**MATERIALS PROVIDED**

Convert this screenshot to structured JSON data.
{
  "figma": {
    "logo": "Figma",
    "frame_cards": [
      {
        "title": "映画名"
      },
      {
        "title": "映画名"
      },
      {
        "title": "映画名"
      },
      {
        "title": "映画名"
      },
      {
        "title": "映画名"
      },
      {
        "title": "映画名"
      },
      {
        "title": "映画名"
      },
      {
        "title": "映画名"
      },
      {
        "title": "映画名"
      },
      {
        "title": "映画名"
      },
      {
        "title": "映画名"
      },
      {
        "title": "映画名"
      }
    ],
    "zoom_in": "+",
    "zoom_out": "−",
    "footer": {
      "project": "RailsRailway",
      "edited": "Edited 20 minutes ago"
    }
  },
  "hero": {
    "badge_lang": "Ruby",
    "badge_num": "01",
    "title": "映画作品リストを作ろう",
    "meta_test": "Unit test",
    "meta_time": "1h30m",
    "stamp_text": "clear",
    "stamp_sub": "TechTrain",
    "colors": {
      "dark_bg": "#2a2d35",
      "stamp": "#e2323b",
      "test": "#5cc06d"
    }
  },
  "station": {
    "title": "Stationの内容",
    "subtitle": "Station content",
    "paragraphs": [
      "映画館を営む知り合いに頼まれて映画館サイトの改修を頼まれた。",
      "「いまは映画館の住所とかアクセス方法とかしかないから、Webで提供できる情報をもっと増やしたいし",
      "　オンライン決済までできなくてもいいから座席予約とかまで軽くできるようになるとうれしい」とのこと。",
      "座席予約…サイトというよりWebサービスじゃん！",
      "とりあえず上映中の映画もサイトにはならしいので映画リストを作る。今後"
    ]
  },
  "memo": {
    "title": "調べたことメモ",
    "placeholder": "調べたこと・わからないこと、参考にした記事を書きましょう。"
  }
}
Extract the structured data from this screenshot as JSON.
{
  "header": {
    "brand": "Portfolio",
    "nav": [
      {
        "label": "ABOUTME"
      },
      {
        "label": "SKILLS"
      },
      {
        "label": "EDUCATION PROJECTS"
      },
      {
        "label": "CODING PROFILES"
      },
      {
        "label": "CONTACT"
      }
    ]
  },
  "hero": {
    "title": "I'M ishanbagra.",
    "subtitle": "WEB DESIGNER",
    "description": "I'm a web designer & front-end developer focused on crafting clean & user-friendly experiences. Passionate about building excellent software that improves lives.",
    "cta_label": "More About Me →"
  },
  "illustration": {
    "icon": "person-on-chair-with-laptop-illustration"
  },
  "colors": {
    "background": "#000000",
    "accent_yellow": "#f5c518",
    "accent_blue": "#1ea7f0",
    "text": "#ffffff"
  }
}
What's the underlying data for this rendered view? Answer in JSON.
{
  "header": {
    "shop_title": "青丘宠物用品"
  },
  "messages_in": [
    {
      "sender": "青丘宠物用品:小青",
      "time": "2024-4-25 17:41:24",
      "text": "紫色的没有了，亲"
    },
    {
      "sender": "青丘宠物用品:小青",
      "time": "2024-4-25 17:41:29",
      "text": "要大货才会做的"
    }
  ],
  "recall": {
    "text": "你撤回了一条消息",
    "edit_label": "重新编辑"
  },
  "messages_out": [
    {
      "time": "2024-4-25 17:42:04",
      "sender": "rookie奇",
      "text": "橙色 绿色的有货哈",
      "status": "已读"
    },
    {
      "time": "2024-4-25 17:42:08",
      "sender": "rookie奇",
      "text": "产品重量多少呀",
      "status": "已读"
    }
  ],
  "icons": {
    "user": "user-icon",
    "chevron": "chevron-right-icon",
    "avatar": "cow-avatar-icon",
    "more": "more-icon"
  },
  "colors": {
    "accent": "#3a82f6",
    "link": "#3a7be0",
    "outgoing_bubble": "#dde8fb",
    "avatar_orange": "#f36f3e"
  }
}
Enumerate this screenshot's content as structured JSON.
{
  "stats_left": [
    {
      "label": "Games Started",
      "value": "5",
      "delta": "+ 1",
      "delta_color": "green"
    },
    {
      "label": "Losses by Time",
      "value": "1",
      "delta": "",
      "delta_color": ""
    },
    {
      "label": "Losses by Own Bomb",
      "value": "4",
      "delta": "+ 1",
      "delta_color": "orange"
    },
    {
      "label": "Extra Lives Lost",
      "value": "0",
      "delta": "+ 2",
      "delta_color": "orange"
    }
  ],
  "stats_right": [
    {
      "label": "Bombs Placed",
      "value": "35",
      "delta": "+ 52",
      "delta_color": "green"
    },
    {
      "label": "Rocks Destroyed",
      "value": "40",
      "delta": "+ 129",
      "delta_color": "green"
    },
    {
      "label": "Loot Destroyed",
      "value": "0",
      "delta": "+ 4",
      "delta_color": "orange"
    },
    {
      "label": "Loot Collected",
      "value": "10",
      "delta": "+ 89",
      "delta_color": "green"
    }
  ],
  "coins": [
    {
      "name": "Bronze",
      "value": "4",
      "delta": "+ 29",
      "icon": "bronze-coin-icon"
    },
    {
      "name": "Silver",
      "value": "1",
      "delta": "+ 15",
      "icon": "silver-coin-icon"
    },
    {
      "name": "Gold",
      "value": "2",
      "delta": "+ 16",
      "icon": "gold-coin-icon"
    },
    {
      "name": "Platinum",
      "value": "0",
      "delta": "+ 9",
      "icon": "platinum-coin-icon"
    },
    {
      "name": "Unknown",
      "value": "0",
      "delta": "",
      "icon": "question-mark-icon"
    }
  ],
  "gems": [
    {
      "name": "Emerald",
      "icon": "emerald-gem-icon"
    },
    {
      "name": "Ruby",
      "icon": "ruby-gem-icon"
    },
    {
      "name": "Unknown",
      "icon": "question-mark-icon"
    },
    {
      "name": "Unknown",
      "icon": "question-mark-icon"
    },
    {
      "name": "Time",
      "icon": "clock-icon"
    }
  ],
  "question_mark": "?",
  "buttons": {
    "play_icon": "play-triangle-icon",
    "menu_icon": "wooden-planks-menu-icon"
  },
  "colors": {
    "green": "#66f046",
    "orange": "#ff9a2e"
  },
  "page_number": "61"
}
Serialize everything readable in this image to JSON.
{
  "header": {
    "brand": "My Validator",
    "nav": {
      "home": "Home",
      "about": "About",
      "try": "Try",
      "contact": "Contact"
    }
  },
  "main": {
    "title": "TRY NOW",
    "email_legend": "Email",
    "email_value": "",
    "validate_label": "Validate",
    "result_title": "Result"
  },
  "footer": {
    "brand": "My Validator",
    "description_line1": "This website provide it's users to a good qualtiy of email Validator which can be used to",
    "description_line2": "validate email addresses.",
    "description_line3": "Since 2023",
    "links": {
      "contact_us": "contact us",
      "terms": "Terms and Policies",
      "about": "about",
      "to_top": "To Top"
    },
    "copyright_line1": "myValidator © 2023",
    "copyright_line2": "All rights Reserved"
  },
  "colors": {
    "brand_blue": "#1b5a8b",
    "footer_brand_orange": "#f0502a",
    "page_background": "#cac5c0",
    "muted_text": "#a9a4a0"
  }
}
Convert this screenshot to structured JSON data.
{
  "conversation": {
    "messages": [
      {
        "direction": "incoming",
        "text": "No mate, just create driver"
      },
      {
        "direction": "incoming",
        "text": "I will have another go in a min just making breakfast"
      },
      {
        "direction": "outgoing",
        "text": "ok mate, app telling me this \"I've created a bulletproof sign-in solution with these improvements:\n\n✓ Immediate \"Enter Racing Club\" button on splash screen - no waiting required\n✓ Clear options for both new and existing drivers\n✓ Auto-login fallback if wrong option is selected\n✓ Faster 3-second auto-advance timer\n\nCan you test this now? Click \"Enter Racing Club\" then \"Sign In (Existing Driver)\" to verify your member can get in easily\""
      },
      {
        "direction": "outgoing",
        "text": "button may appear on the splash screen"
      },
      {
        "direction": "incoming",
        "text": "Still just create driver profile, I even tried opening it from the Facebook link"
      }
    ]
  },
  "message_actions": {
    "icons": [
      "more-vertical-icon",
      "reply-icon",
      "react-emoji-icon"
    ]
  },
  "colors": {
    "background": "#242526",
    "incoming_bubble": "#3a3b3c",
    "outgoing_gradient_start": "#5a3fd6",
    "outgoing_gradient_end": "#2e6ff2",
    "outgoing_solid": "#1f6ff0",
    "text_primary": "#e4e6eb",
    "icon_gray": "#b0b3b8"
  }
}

**AIM OF THE TASK**
Using the listing above, say how many of its lines contain the string "from", giving nothing but the figure.

**SOLUTION TO THE PROBLEM**
2